Yang Harus Dikerjakan:
**1)** Ketik ulang kutipan tentang penangkapan Munarman, seluruhnya dari "Munarman Ditangkap" hingga "terkesan sangat dipaksakan.", tanpa mengubah satu huruf pun.
**2)** Ringkas kutipan tentang penangkapan Munarman dalam dua kalimat.

Kutipan:
Munarman Ditangkap
56 Advokat yang Tergabung dalam Korsa Minta Munarman Dibebaskan, Dinilai Melanggar Hukum dan HAM
Tindakan Densus 88 Anti Teror yang telah mempertontonkan kesewenang-wenangannya, dianggap melanggar hukum dan Hak Asasi Manusia (HAM).
SRIPOKU.COM, PALEMBANG - Kelompok Solidaritas Advokat (Korsa) untuk Munarman menyatakan, penegakan hukum tindak pidana terorisme dan penangkapan terhadap mantan Sekjen Front Pembela Islam (FPI) Munarman oleh pihak kepolisian terlalu prematur, dan terkesan sangat dipaksakan.
Selain itu, tindakan Densus 88 Anti Teror yang telah mempertontonkan kesewenang-wenangannya, dianggap melanggar hukum dan Hak Asasi Manusia (HAM).

Data Tercatat:
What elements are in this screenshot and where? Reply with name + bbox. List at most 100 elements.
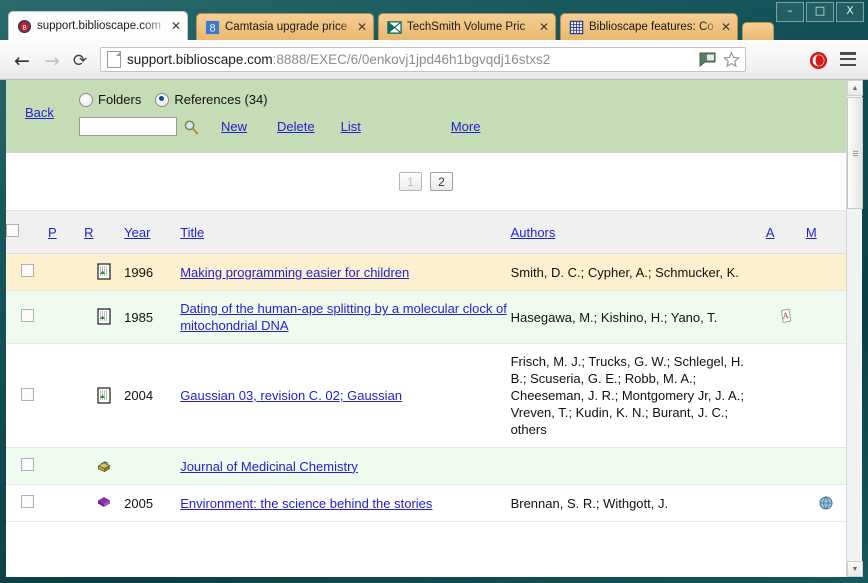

Jawaban Latihan:
**1)**
Munarman Ditangkap
56 Advokat yang Tergabung dalam Korsa Minta Munarman Dibebaskan, Dinilai Melanggar Hukum dan HAM
Tindakan Densus 88 Anti Teror yang telah mempertontonkan kesewenang-wenangannya, dianggap melanggar hukum dan Hak Asasi Manusia (HAM).
SRIPOKU.COM, PALEMBANG - Kelompok Solidaritas Advokat (Korsa) untuk Munarman menyatakan, penegakan hukum tindak pidana terorisme dan penangkapan terhadap mantan Sekjen Front Pembela Islam (FPI) Munarman oleh pihak kepolisian terlalu prematur, dan terkesan sangat dipaksakan.

**2)** Sebanyak 56 advokat yang tergabung dalam Kelompok Solidaritas Advokat (Korsa) meminta Munarman dibebaskan dan menyatakan bahwa penegakan hukum tindak pidana terorisme serta penangkapan mantan Sekjen FPI itu oleh kepolisian terlalu prematur dan terkesan sangat dipaksakan. Tindakan Densus 88 Anti Teror yang dinilai mempertontonkan kesewenang-wenangan juga dianggap melanggar hukum dan HAM.